Goal: Gather up the lines that contain "into".

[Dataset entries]

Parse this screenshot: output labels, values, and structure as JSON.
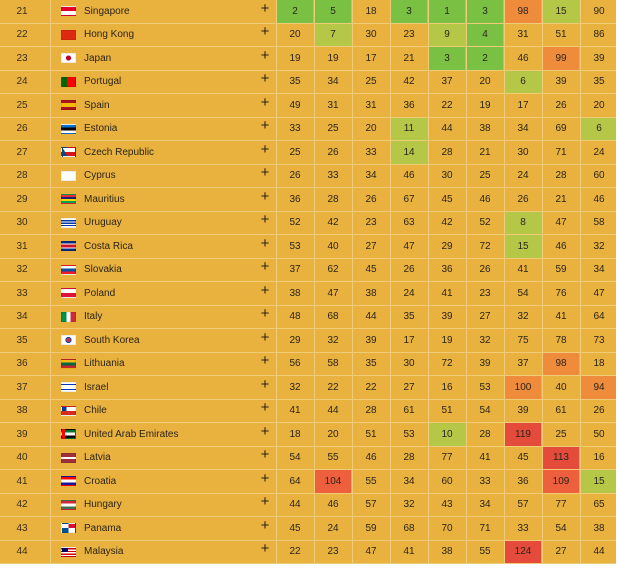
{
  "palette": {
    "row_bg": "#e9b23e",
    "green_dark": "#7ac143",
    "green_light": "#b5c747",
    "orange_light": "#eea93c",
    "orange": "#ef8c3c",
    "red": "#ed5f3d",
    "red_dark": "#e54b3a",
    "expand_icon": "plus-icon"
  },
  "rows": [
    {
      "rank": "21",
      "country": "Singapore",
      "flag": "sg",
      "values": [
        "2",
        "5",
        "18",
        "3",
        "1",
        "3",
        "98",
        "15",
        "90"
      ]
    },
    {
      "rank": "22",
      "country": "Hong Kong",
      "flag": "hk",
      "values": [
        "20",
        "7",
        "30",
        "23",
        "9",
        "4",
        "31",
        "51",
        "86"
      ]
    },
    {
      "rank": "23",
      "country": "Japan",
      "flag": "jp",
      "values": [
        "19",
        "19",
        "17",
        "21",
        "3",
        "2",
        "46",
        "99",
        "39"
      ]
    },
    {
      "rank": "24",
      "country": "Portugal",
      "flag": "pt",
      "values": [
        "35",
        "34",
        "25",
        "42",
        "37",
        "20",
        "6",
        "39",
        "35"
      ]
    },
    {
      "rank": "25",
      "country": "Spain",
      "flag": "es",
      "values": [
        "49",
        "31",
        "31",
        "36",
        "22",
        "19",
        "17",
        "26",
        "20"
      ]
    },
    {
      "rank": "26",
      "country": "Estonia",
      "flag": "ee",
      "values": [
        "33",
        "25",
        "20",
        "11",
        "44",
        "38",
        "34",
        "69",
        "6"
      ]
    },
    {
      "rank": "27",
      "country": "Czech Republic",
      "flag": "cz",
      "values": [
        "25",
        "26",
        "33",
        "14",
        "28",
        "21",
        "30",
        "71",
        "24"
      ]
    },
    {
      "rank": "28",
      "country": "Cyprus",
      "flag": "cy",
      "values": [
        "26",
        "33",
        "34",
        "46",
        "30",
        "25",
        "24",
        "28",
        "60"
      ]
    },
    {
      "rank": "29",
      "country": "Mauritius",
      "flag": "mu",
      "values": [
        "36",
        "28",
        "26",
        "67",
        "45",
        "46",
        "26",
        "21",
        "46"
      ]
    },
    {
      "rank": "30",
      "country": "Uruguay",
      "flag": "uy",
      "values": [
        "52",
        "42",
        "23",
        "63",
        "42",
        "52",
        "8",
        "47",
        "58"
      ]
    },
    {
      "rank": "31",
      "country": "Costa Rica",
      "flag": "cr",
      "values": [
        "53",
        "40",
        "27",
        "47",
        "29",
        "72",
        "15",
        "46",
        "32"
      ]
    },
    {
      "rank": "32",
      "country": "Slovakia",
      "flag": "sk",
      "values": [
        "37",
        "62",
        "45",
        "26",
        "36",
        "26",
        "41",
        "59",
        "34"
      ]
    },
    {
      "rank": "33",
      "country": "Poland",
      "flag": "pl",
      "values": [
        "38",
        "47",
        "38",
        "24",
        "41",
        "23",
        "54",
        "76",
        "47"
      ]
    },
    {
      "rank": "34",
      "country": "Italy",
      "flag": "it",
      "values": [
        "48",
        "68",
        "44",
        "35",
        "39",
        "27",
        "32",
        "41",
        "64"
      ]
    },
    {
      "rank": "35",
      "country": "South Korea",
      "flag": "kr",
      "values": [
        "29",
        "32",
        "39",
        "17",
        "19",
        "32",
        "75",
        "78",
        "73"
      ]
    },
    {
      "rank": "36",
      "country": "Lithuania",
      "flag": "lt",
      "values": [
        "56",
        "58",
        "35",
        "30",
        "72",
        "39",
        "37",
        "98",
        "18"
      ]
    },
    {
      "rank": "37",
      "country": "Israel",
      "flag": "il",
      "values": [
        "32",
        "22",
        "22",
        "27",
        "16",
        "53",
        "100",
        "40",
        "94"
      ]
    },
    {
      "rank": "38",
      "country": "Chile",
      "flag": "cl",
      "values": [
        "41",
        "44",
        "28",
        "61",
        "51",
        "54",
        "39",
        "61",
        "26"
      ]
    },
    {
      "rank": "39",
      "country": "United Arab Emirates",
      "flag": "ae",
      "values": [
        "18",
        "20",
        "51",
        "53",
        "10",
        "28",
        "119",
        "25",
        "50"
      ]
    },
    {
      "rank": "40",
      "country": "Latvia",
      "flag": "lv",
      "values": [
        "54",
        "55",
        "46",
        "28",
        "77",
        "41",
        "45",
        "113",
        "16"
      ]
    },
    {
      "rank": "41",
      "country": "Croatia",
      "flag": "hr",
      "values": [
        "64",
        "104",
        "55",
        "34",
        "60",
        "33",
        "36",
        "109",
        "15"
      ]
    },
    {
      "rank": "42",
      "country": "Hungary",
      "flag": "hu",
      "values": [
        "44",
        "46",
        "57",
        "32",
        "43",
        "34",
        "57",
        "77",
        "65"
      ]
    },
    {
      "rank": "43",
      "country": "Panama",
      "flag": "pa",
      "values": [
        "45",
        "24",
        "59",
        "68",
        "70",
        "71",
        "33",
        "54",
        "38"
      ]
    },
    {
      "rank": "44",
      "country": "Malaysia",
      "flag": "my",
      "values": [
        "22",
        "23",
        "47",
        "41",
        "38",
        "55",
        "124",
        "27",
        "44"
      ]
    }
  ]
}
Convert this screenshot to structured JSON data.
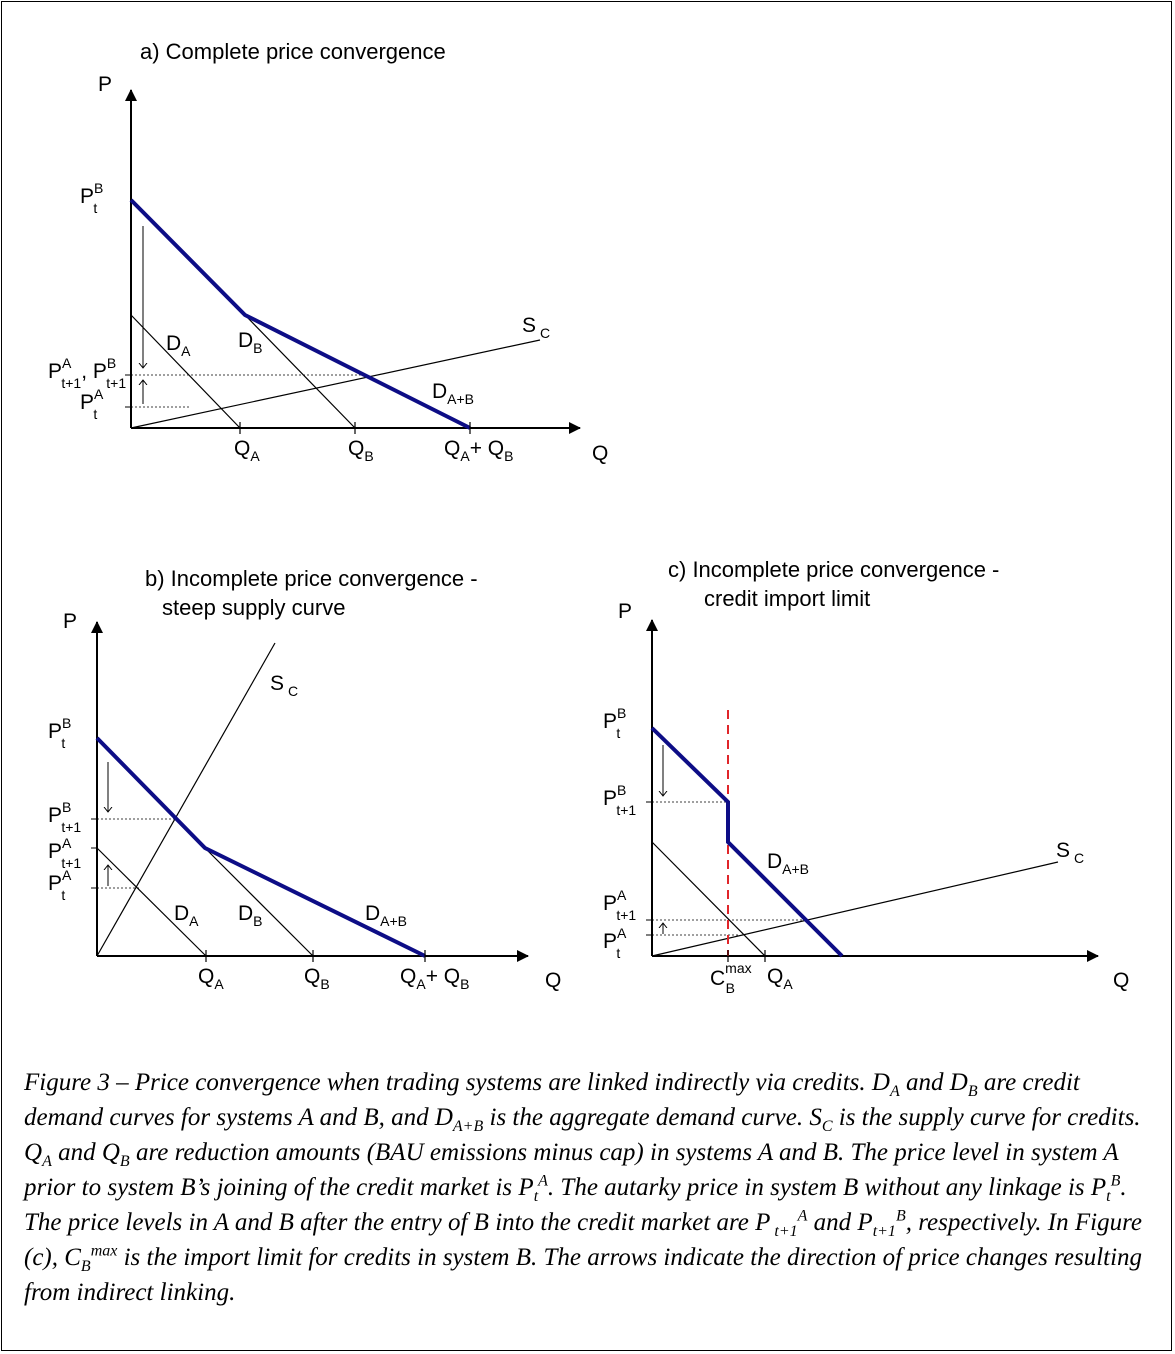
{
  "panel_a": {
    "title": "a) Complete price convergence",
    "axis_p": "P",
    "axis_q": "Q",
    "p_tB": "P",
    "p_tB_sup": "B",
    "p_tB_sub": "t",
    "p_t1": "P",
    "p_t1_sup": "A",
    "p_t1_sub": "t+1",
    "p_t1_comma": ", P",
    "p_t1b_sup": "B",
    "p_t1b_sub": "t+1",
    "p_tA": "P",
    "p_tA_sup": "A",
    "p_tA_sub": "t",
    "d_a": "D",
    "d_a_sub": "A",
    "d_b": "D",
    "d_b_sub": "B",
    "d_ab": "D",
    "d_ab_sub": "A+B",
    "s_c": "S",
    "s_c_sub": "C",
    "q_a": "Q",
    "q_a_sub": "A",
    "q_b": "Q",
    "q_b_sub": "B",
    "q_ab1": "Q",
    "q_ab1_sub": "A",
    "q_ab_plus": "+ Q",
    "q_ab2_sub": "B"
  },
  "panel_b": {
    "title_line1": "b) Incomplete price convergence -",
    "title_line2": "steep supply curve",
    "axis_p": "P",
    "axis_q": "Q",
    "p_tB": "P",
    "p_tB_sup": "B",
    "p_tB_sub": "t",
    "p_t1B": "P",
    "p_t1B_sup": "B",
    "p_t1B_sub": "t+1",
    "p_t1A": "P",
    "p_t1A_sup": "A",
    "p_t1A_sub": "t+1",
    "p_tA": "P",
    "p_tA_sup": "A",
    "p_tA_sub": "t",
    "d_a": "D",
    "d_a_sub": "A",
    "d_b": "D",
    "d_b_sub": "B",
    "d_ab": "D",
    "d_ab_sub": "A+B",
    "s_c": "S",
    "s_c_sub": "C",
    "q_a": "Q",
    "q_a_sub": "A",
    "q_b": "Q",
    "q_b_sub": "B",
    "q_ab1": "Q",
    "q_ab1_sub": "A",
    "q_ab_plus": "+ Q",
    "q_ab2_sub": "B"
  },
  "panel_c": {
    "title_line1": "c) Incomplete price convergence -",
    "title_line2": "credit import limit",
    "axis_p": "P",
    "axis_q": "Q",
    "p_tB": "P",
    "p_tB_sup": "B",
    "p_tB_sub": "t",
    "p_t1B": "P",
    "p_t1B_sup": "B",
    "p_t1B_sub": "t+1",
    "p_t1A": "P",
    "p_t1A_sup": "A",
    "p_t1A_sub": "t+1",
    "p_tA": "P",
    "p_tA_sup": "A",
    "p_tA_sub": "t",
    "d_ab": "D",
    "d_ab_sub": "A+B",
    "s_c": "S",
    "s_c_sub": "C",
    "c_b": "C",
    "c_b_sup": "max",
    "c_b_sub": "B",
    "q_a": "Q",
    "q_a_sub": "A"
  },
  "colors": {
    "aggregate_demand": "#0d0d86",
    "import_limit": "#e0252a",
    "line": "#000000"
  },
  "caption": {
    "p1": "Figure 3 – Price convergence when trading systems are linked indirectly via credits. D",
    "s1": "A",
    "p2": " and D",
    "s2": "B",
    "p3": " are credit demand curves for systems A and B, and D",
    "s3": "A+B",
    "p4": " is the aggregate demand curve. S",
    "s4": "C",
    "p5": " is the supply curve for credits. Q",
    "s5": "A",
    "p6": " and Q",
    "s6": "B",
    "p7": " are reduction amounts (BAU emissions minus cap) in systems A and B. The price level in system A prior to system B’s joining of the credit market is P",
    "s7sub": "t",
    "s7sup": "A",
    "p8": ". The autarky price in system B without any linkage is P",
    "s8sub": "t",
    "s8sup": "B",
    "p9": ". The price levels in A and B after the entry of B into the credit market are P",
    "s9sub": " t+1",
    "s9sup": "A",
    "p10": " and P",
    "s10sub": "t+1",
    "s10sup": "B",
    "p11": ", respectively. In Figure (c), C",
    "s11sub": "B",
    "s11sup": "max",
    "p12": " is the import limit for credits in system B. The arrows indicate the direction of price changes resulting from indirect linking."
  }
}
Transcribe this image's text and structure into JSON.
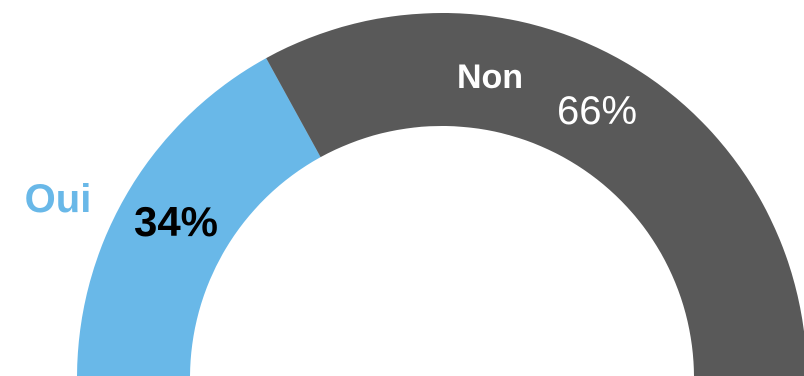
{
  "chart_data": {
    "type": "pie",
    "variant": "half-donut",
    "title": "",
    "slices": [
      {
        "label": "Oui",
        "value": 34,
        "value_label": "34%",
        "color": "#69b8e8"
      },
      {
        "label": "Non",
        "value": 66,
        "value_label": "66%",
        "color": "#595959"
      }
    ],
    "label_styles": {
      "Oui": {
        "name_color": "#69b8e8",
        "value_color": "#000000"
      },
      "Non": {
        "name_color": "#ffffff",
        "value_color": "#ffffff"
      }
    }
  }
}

Worked answer:
    "p9": ". The price levels in A and B after the entry of B into the credit market are P",
Transcribe this image's text and structure into JSON.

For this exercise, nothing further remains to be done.